(Stored items)
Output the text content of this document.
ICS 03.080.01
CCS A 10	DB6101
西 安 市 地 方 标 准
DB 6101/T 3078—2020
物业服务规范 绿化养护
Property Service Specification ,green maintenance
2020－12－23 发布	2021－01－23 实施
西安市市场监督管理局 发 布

- [The task]
Transcribe each record exactly. Leave nothing out.

- [Full solution]
Output the text content of this document.
ICS 03.080.01
CCS A 10	DB6101
西 安 市 地 方 标 准
DB 6101/T 3078—2020
物业服务规范 绿化养护
Property Service Specification ,green maintenance
2020－12－23 发布	2021－01－23 实施
西安市市场监督管理局 发 布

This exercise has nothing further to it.